> **WHAT THE TASK ASKS**: Only a number is expected: how many lines in the data below contain the word "does".

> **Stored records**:
——————————

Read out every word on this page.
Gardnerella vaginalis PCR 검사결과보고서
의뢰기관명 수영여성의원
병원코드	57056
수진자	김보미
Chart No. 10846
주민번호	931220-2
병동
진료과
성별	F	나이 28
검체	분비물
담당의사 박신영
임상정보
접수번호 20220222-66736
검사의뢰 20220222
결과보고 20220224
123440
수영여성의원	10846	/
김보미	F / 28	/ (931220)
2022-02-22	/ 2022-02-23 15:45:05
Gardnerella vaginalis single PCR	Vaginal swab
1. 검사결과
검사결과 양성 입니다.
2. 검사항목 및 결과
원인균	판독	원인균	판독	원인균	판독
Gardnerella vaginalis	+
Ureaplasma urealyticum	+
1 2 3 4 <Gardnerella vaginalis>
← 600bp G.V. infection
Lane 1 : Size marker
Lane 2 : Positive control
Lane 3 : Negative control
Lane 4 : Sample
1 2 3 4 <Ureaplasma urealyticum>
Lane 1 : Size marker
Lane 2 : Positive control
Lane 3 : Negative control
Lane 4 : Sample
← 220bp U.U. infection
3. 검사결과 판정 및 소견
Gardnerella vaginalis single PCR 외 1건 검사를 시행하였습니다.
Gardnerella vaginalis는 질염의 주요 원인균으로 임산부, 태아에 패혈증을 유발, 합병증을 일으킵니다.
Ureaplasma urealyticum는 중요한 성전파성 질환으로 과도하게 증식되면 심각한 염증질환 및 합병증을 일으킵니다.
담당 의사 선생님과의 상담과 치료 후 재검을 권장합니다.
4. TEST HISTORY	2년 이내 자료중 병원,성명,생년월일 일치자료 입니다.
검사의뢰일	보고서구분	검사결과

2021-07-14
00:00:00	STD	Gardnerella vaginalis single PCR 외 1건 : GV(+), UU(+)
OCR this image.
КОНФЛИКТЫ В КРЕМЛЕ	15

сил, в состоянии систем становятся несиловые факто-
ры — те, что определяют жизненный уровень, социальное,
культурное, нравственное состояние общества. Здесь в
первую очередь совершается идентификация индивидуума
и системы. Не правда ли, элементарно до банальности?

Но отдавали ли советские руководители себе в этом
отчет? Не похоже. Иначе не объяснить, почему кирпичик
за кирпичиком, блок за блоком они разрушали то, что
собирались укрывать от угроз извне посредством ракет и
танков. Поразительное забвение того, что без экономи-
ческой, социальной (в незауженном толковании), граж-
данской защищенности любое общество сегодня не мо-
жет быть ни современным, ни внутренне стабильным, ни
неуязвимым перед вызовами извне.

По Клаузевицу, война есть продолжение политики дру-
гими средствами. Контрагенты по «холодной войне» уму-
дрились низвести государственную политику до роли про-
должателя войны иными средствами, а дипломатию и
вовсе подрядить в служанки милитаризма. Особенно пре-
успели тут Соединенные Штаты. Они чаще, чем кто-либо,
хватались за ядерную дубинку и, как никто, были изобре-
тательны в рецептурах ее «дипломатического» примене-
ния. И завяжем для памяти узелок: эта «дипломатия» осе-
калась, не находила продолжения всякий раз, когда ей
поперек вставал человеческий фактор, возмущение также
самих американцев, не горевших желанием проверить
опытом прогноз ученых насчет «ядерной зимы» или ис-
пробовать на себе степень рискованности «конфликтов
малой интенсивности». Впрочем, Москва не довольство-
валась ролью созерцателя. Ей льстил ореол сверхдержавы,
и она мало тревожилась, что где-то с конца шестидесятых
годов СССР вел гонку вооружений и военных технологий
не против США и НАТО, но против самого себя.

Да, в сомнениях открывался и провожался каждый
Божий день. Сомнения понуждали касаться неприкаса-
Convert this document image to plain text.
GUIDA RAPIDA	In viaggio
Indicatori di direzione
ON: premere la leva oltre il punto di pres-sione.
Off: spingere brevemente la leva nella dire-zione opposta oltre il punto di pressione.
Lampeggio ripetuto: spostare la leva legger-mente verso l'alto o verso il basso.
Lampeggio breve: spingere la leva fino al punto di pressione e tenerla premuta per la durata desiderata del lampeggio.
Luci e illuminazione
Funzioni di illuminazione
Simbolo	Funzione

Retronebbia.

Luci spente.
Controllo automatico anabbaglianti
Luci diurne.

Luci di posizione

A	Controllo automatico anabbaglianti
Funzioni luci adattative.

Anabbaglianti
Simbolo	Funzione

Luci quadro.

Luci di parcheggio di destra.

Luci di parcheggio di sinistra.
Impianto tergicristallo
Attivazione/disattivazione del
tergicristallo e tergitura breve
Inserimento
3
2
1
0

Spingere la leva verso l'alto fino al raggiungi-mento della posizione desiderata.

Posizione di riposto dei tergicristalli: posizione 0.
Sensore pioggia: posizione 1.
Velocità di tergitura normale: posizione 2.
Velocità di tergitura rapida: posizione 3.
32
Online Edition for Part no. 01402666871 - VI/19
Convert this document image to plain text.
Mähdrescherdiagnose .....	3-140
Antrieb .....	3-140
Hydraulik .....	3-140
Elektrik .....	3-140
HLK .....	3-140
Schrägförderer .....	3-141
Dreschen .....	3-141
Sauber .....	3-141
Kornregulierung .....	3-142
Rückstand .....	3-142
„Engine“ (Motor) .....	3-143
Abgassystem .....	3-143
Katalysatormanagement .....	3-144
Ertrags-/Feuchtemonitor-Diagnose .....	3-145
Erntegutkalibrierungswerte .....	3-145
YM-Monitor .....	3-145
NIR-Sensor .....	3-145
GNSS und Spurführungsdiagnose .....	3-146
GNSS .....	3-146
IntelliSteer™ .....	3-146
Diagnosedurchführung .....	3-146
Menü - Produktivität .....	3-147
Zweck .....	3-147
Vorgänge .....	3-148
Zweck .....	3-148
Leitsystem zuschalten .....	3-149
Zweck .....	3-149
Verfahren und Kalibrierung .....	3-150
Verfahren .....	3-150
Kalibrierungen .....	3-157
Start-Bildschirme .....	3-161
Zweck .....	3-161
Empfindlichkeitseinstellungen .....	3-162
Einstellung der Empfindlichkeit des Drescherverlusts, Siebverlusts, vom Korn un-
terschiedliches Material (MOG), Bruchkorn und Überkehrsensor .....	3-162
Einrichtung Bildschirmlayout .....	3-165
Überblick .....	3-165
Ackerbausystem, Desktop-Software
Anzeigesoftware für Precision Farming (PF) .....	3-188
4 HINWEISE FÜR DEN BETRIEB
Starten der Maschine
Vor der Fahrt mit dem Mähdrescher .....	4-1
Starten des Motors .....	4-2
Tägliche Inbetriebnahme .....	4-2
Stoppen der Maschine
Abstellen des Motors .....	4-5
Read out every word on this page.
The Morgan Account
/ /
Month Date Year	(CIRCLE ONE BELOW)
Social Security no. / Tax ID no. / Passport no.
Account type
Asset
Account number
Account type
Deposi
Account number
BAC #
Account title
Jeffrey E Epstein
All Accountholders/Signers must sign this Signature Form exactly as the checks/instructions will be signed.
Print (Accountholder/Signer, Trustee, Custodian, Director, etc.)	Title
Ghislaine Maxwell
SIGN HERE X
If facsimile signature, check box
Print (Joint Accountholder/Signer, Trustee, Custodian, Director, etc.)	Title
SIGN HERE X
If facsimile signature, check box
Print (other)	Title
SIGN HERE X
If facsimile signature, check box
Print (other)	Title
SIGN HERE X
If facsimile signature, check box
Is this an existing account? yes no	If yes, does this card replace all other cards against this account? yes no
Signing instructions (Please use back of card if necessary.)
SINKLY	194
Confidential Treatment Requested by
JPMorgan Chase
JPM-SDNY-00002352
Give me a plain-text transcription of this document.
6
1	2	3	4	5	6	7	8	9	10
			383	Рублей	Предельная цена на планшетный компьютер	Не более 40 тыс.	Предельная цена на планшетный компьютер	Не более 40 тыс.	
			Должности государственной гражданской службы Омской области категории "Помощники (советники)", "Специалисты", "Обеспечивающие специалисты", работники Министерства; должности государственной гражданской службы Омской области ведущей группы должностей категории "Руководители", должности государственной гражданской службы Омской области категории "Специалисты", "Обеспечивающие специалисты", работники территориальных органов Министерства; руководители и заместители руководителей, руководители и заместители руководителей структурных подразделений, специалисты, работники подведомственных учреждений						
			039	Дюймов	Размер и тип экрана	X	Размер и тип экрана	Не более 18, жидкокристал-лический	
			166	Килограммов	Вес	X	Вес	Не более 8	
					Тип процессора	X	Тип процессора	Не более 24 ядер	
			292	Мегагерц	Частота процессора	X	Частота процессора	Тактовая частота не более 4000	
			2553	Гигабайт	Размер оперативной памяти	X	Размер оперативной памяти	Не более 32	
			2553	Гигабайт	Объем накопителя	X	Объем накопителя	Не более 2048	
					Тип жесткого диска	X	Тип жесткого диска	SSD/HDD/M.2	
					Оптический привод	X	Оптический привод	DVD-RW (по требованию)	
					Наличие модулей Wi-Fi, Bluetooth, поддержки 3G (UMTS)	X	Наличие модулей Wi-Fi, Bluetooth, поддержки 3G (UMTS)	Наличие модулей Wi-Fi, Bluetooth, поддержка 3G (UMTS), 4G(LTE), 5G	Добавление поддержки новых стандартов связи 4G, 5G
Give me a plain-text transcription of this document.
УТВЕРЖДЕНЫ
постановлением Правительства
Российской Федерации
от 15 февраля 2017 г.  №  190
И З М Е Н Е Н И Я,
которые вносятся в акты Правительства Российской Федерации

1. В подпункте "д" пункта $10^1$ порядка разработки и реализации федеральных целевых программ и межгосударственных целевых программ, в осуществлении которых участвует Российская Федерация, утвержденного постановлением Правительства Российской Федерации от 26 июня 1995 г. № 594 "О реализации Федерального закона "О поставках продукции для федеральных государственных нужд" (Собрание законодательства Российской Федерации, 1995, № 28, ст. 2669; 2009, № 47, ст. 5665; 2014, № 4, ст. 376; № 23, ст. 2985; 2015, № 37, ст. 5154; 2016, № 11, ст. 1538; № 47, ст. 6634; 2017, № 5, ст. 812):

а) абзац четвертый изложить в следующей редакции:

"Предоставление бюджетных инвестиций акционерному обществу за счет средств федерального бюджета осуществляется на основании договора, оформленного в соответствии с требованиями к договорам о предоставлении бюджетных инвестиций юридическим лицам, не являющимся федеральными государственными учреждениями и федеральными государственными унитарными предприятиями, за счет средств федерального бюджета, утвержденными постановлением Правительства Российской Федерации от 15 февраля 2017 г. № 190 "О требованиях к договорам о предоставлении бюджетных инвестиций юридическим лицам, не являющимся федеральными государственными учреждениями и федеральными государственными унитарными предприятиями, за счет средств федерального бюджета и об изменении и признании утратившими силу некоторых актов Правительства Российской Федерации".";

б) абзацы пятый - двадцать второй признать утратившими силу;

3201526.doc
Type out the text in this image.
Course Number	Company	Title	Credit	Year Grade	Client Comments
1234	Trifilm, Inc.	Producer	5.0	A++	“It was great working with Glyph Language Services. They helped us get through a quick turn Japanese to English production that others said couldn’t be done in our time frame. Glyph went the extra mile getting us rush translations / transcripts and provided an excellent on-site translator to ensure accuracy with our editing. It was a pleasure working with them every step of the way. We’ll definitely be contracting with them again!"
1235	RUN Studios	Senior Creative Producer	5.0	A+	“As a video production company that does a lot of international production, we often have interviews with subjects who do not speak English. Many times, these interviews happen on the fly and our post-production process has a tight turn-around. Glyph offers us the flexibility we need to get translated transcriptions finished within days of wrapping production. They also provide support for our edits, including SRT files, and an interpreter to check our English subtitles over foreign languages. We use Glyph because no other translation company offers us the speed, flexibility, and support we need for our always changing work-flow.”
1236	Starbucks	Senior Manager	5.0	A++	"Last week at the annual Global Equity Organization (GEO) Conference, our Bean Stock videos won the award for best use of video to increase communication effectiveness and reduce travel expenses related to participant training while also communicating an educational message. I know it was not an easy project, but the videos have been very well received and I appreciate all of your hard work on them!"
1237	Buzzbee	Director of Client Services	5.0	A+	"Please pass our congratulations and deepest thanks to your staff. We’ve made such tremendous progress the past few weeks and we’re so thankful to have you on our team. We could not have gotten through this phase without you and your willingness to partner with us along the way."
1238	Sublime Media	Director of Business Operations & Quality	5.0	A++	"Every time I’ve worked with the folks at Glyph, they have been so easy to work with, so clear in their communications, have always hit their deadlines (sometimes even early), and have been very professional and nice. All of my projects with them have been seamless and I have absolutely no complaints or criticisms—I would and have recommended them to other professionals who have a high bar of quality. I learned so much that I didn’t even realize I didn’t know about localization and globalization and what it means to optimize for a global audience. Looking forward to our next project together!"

——————————

> **CORRECT RESULT**: 2